Document page text data
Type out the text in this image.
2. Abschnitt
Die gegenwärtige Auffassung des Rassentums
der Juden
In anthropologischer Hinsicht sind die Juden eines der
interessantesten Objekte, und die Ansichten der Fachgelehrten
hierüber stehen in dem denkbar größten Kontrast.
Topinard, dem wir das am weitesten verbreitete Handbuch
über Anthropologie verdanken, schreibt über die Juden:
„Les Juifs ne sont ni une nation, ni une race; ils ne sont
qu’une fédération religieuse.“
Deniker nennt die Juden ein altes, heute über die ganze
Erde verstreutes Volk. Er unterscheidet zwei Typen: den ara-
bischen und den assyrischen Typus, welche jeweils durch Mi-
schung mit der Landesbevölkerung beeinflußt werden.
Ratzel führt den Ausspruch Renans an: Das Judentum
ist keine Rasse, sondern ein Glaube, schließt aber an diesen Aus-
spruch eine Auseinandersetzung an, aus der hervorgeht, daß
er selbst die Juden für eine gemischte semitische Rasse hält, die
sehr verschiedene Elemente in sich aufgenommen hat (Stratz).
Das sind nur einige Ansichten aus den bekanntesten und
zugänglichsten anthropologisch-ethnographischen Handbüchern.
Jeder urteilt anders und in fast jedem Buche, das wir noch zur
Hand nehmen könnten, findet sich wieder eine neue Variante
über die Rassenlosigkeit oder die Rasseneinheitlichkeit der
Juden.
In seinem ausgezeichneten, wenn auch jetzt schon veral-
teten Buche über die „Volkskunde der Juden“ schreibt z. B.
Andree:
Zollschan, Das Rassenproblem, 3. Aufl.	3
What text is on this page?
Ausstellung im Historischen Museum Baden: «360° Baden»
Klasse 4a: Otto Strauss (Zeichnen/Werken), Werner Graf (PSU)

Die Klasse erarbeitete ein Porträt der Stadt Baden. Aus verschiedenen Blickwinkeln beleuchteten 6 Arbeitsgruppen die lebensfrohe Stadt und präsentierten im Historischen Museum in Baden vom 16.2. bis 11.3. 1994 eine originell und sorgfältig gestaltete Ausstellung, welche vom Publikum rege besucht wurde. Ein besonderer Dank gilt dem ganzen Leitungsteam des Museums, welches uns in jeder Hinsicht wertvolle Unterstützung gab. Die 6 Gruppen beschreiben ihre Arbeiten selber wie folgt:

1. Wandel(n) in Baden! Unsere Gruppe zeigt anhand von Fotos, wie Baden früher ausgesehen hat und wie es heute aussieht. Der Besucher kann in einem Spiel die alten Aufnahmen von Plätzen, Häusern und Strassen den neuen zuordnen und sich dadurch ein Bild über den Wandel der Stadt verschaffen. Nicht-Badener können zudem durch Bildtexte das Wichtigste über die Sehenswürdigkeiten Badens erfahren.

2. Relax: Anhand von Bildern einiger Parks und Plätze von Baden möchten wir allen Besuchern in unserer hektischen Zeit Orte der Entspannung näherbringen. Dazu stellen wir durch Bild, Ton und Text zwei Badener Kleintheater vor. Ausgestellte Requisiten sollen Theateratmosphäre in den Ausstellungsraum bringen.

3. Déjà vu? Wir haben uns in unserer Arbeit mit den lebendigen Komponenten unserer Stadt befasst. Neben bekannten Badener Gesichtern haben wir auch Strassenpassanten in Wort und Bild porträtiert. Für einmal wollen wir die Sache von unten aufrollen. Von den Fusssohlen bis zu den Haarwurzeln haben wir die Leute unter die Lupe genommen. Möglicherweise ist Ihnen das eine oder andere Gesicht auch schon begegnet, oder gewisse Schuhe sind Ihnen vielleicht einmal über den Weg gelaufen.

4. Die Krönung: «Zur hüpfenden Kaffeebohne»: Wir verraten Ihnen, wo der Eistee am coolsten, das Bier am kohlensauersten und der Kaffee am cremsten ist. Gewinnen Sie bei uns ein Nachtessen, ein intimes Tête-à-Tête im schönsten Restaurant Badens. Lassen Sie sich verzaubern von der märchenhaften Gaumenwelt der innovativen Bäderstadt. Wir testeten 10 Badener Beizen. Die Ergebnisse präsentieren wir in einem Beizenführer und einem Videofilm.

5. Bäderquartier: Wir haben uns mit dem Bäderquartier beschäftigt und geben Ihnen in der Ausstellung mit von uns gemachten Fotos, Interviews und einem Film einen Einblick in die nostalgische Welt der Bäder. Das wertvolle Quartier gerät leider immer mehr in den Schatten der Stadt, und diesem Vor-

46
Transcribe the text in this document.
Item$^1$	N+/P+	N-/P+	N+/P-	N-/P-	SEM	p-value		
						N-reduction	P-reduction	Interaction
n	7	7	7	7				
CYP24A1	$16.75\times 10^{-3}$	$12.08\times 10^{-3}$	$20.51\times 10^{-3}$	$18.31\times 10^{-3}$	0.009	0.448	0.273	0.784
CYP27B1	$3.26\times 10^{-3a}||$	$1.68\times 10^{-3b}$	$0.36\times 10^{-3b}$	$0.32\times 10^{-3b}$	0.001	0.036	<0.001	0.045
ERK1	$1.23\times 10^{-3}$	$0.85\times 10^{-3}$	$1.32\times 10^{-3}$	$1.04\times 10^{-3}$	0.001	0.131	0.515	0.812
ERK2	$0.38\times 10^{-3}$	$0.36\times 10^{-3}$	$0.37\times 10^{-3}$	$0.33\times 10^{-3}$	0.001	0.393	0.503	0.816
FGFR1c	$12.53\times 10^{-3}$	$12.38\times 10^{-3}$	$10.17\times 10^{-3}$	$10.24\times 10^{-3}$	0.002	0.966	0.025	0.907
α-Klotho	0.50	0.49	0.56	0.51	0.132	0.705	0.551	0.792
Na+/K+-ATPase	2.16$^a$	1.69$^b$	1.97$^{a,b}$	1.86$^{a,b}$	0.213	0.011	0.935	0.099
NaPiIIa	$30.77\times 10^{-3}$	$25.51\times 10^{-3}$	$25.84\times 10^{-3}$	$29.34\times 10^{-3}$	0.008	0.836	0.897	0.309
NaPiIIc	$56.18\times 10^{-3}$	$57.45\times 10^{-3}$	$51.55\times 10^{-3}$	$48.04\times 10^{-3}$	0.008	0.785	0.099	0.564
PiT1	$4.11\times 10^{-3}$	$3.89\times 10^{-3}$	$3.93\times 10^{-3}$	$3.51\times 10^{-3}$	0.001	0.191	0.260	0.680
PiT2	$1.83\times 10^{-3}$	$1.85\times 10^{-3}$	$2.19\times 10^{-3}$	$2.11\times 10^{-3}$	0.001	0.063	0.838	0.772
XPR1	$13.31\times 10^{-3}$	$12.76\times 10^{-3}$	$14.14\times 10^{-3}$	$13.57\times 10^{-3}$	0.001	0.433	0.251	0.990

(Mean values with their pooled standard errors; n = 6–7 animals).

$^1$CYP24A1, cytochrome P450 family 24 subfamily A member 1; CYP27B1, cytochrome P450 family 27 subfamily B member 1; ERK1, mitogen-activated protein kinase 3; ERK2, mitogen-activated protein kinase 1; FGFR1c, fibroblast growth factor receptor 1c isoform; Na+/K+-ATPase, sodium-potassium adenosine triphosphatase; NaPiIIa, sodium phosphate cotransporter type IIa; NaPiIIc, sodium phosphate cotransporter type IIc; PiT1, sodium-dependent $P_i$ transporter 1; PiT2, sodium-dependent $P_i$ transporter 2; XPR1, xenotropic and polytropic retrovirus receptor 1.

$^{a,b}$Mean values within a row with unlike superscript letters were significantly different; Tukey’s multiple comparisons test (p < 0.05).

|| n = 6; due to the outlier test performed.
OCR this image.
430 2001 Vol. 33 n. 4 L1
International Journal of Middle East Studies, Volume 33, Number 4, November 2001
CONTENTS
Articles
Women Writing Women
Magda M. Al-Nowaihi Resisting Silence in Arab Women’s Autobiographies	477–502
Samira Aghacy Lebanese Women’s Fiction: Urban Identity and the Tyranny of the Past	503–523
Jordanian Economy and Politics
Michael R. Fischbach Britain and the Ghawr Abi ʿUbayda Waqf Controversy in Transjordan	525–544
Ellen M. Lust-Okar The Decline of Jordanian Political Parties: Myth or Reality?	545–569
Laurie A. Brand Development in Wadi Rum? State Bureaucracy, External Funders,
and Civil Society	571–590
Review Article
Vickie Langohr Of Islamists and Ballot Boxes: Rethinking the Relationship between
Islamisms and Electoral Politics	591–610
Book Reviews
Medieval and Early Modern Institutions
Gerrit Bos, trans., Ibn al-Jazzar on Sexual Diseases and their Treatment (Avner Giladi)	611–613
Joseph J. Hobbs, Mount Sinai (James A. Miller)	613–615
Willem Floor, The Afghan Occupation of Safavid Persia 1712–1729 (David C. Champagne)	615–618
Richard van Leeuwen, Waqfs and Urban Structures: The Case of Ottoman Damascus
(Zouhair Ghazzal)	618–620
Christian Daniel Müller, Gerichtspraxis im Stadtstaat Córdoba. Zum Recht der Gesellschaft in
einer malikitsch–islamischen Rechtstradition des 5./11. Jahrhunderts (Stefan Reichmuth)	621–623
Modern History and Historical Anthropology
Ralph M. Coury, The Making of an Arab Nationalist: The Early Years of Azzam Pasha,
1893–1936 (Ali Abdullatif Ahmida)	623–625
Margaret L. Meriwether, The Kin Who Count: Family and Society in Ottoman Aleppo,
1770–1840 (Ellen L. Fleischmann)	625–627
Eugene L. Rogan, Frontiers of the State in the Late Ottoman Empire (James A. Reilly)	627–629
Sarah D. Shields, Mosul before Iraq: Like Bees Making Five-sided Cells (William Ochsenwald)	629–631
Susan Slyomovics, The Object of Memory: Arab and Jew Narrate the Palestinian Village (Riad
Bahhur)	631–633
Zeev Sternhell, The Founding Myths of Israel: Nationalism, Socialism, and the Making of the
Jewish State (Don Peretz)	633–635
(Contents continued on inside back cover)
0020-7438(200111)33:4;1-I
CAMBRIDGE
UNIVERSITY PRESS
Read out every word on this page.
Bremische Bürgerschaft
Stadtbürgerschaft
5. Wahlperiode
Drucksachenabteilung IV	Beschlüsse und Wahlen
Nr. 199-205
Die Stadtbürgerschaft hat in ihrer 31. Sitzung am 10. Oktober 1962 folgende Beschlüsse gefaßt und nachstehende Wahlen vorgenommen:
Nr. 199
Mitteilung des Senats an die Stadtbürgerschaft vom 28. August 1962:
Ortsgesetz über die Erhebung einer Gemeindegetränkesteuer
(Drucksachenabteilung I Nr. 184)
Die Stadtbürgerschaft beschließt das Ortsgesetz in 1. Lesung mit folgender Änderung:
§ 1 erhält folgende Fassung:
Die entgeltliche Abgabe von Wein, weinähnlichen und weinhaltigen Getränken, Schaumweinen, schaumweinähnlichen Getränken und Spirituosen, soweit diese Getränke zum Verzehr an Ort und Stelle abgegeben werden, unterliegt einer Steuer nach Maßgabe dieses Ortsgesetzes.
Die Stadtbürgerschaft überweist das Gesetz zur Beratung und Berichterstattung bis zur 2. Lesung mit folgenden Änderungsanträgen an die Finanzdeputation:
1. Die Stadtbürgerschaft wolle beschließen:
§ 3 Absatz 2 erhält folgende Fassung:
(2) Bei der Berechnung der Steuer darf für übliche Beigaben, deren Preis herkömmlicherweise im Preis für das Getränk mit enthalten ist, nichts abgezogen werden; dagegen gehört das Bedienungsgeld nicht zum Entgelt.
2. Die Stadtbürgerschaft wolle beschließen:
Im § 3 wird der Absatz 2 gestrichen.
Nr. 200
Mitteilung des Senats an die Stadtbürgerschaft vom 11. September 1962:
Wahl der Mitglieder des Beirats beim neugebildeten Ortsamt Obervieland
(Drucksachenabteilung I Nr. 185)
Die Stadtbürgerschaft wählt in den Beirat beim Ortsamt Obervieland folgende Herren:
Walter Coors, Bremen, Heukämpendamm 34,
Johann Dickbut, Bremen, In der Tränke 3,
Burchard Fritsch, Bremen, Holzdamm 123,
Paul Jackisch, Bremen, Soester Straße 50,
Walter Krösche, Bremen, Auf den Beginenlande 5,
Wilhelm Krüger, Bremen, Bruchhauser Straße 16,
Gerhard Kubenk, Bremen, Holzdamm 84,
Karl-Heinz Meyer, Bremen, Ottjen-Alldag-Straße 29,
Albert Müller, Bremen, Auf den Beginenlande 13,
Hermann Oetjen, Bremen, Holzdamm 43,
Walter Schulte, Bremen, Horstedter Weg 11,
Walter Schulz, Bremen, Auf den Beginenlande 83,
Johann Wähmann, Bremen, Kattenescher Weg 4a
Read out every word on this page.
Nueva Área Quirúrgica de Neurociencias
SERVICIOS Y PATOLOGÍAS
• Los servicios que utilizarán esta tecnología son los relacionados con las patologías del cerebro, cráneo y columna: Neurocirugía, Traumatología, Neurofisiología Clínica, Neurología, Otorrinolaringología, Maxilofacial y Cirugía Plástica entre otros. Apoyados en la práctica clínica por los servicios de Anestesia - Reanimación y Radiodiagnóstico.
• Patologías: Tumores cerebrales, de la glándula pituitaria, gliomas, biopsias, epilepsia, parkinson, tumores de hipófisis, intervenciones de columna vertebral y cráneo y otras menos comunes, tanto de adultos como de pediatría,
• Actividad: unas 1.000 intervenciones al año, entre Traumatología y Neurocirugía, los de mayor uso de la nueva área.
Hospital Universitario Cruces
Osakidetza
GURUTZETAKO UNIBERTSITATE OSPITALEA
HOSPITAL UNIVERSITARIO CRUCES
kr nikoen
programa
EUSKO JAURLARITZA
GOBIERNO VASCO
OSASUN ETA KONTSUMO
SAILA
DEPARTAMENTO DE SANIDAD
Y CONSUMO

| TASK DESCRIPTION |
Locate the word "Straße" in the entries, and copy every line where it is found.

| ANSWER TO THE PROBLEM |
Paul Jackisch, Bremen, Soester Straße 50,
Wilhelm Krüger, Bremen, Bruchhauser Straße 16,
Karl-Heinz Meyer, Bremen, Ottjen-Alldag-Straße 29,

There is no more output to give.